TESTO DA LEGGERE
--

Cosa pensate dall’azione del governo in materia?
«Parliamo di un annoso problema, ma il governo mostra molta incompetenza in merito alle scelte strategiche industriali nazionali, ed in particolare nel settore auto e il suo indotto. FCA, da parte sua, appare in ritardo rispetto alla concorrenza nel settore ibrido ed elettrico. E chi ci rimette? Come sempre le Lavoratrici e i Lavoratori».
Lo stabilimento di Piedimonte si prepara ad un anno difficile con ricorsi ripetuti alla cassa integrazione; bisognerebbe che la politica sollecitasse l’azienda ad accelerare gli investimenti?
«E’ proprio quello che chiediamo a tutti in questo convegno. Vorremmo arrivare a fare un documento unitario tra le organizzazioni sindacali presenti e tra chi interverrà, per stilare una nota che chieda al governo di attivare un tavolo per parlare di auto e di Fca».
La provincia di Frosinone soffre di inquinamento in tutti gli ambiti, dalla scadente qualità dell’aria agli sversamenti nei fiumi e sui suoli...
«Infatti siamo nel mezzo della peggiore crisi ambientale e climatica della storia mondiale, che inevitabilmente dovrà portare i governi a fare  scelte radicali che modificheranno il nostro stile di vita, a cui an­che le case automobilistiche dovranno adeguarsi nella costruzione di nuovi motori ecologici. Per queste ragioni riteniamo essenziale fare chiarezza, semplicemente non restando a guardare, ma dialogando e confrontandoci con le parti sociali del settore e con le istituzioni».
«Pertanto nell’iniziativa abbiamo invitato  l’università di cassino, in particolare il “Comitato per lo sviluppo sostenibile – UNICAS”, al fine di fare il punto in merito alla necessità da parte dei governi mondiali di fare scelte ecologiche al fine di impedire brutte conseguenze naturali che metteranno a repentaglio la vita di milioni di persone, forse siamo ancora in tempo per farle, ce lo diranno gli studiosi della nostra università.

--

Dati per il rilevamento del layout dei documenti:
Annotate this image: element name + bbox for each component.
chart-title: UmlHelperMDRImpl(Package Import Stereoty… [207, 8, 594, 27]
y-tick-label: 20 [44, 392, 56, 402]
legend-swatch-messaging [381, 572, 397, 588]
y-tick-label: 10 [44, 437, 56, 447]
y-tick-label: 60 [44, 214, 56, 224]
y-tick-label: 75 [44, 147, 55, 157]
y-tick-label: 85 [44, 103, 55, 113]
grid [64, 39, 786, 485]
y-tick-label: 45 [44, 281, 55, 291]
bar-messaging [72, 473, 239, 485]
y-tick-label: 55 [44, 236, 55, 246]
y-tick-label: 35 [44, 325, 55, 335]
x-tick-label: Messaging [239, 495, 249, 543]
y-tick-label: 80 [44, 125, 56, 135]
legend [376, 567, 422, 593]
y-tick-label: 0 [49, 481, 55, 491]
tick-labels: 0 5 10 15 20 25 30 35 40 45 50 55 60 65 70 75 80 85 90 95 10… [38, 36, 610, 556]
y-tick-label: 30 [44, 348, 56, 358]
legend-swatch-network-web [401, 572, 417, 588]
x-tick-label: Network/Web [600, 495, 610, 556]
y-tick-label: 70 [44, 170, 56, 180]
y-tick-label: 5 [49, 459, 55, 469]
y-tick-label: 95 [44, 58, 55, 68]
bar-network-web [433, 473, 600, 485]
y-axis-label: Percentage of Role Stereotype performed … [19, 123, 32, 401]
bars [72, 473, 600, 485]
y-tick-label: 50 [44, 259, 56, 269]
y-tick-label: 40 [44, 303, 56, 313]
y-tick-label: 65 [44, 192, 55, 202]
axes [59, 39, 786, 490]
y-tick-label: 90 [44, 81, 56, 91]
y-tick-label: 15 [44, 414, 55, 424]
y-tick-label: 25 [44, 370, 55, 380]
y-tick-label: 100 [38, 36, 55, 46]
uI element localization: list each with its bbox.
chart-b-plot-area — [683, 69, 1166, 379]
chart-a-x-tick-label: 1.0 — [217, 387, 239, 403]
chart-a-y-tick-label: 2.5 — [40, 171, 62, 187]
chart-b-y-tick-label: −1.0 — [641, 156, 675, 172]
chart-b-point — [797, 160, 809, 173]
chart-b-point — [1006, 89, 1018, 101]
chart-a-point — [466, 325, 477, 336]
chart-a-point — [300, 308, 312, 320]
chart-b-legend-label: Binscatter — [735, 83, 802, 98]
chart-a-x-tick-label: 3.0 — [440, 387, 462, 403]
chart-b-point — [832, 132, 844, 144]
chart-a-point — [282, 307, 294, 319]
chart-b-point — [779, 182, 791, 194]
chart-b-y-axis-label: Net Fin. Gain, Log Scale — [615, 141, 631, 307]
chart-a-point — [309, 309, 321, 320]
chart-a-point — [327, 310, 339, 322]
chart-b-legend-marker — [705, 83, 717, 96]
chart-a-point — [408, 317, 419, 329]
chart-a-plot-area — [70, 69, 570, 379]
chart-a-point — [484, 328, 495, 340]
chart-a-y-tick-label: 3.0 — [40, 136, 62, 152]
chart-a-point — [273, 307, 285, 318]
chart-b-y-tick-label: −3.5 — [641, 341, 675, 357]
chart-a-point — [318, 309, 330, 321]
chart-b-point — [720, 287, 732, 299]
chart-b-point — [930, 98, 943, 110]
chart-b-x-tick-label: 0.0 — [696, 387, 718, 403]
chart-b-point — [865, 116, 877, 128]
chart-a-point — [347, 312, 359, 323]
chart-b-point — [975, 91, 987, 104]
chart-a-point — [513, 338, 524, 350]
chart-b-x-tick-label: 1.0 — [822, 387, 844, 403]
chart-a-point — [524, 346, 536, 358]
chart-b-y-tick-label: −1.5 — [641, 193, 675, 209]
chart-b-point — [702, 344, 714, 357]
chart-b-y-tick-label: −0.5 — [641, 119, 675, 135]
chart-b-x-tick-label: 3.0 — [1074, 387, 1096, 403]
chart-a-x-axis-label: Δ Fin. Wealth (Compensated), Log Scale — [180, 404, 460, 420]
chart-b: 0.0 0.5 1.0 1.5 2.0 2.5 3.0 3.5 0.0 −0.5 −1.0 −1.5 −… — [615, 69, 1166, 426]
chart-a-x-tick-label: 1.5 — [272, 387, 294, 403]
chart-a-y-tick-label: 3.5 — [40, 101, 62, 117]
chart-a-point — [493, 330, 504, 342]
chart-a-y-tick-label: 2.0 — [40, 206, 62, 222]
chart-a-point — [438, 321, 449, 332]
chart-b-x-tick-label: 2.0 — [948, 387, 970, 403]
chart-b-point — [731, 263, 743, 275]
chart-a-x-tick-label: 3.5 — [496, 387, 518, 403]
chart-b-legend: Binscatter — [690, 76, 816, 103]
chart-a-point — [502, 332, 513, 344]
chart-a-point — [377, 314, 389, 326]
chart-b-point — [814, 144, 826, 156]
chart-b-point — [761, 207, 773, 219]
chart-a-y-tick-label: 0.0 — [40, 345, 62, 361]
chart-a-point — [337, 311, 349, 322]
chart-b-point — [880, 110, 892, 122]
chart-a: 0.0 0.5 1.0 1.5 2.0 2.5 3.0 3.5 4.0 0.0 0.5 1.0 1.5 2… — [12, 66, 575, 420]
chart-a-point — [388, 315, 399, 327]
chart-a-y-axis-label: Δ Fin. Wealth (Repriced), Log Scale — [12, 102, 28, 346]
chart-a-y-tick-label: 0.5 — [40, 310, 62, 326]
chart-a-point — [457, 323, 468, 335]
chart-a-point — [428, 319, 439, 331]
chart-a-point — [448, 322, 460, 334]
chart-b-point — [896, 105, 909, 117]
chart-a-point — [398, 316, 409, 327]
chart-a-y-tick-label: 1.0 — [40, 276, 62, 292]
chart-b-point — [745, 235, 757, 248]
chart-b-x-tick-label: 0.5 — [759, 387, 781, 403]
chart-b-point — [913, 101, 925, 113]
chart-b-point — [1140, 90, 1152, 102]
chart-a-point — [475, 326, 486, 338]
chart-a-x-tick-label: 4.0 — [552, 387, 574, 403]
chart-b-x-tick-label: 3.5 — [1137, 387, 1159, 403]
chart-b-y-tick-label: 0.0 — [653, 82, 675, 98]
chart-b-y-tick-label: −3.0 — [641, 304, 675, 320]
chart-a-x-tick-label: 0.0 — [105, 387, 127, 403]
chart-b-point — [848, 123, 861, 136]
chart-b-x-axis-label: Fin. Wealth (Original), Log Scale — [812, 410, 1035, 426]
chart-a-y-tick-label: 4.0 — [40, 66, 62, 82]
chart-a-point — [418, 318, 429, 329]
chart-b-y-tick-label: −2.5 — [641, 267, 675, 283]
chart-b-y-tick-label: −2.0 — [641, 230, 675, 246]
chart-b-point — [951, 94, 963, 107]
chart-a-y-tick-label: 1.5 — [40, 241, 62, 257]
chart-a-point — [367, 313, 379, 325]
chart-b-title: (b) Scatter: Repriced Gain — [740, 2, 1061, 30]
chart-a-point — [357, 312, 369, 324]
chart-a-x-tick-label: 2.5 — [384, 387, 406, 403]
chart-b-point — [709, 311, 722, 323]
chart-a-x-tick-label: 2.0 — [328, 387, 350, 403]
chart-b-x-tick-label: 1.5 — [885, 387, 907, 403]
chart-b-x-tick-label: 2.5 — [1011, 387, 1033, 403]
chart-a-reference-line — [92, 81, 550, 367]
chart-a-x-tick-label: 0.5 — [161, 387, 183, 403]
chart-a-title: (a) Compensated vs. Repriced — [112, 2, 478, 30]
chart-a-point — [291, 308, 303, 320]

--

DOMANDE DI STUDIO
(1) Secondo il testo da leggere, quale comitato dell'università di Cassino è stato invitato all'iniziativa?
(2) Riproduci fedelmente la parte del testo da leggere che si apre con le parole contenenti "Lo stabilimento di" e si chiude con "accelerare gli investimenti?".
(3) Elenca tutti i nomi di luogo che compaiono nel testo da leggere.
Le righe non hanno alcun legame con il testo da leggere.

RISPOSTE ALLE DOMANDE
(1) Il "Comitato per lo sviluppo sostenibile – UNICAS".

(2)
Lo stabilimento di Piedimonte si prepara ad un anno difficile con ricorsi ripetuti alla cassa integrazione; bisognerebbe che la politica sollecitasse l’azienda ad accelerare gli investimenti?

(3) Piedimonte, Frosinone, Cassino